• [The problem]: Transcribe every entry word for word. Skip the pictures.

• [Listed entries]:
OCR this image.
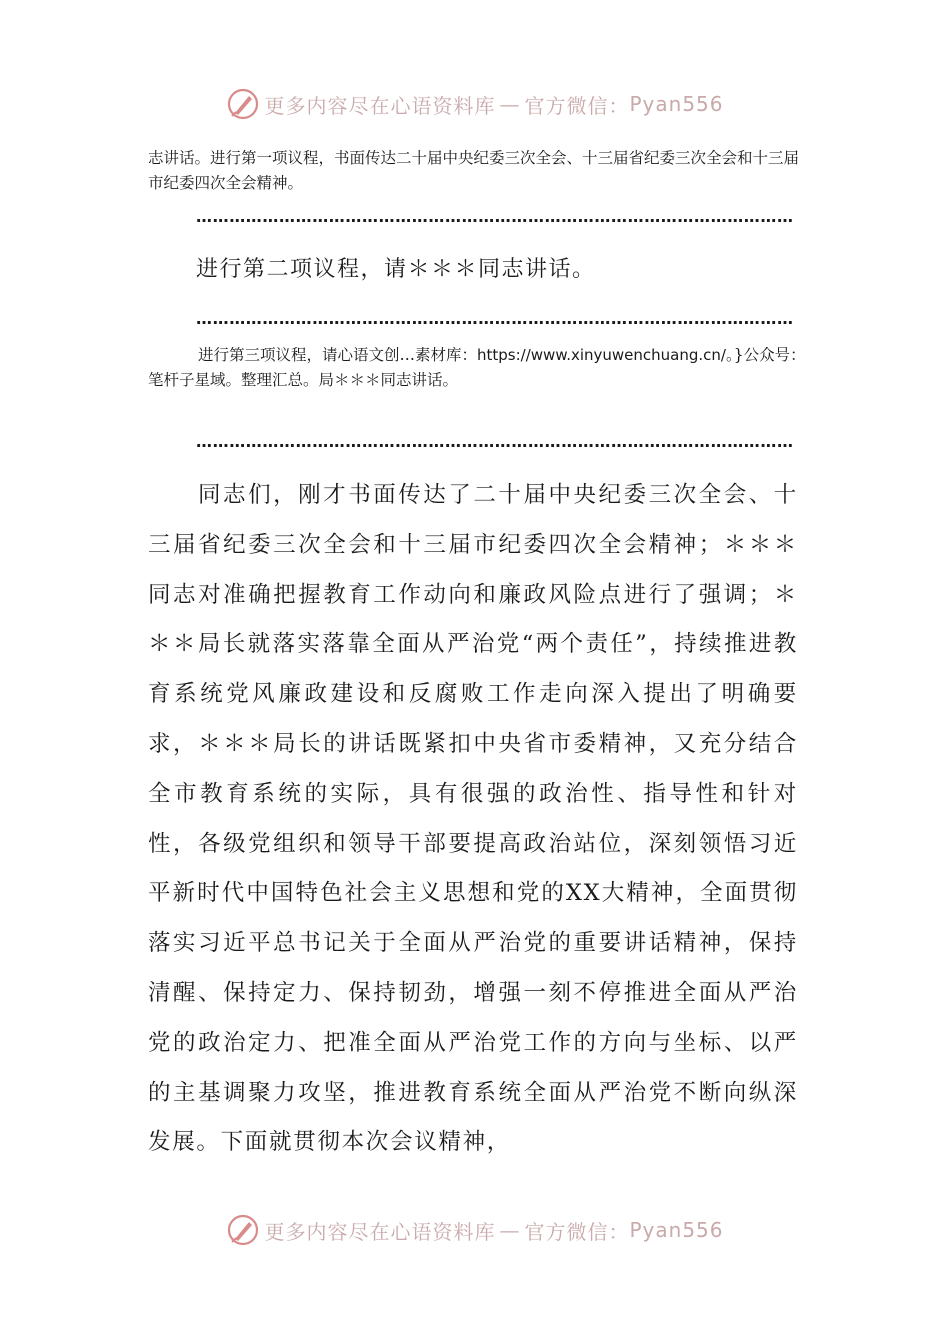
更多内容尽在心语资料库 — 官方微信： Pyan556
志讲话。进行第一项议程，书面传达二十届中央纪委三次全会、十三届省纪委三次全会和十三届市纪委四次全会精神。
………………………………………………………………………………………………
进行第二项议程，请＊＊＊同志讲话。
………………………………………………………………………………………………
进行第三项议程，请心语文创…素材库：https://www.xinyuwenchuang.cn/。}公众号：笔杆子星域。整理汇总。局＊＊＊同志讲话。
………………………………………………………………………………………………
同志们，刚才书面传达了二十届中央纪委三次全会、十三届省纪委三次全会和十三届市纪委四次全会精神；＊＊＊同志对准确把握教育工作动向和廉政风险点进行了强调；＊＊＊局长就落实落靠全面从严治党“两个责任”，持续推进教育系统党风廉政建设和反腐败工作走向深入提出了明确要求，＊＊＊局长的讲话既紧扣中央省市委精神，又充分结合全市教育系统的实际，具有很强的政治性、指导性和针对性，各级党组织和领导干部要提高政治站位，深刻领悟习近平新时代中国特色社会主义思想和党的XX大精神，全面贯彻落实习近平总书记关于全面从严治党的重要讲话精神，保持清醒、保持定力、保持韧劲，增强一刻不停推进全面从严治党的政治定力、把准全面从严治党工作的方向与坐标、以严的主基调聚力攻坚，推进教育系统全面从严治党不断向纵深发展。下面就贯彻本次会议精神，
更多内容尽在心语资料库 — 官方微信： Pyan556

• [Solution to the problem]:
OCR this image.
更多内容尽在心语资料库 — 官方微信： Pyan556
志讲话。进行第一项议程，书面传达二十届中央纪委三次全会、十三届省纪委三次全会和十三届市纪委四次全会精神。
………………………………………………………………………………………………
进行第二项议程，请＊＊＊同志讲话。
………………………………………………………………………………………………
进行第三项议程，请心语文创…素材库：https://www.xinyuwenchuang.cn/。}公众号：笔杆子星域。整理汇总。局＊＊＊同志讲话。
………………………………………………………………………………………………
同志们，刚才书面传达了二十届中央纪委三次全会、十三届省纪委三次全会和十三届市纪委四次全会精神；＊＊＊同志对准确把握教育工作动向和廉政风险点进行了强调；＊＊＊局长就落实落靠全面从严治党“两个责任”，持续推进教育系统党风廉政建设和反腐败工作走向深入提出了明确要求，＊＊＊局长的讲话既紧扣中央省市委精神，又充分结合全市教育系统的实际，具有很强的政治性、指导性和针对性，各级党组织和领导干部要提高政治站位，深刻领悟习近平新时代中国特色社会主义思想和党的XX大精神，全面贯彻落实习近平总书记关于全面从严治党的重要讲话精神，保持清醒、保持定力、保持韧劲，增强一刻不停推进全面从严治党的政治定力、把准全面从严治党工作的方向与坐标、以严的主基调聚力攻坚，推进教育系统全面从严治党不断向纵深发展。下面就贯彻本次会议精神，
更多内容尽在心语资料库 — 官方微信： Pyan556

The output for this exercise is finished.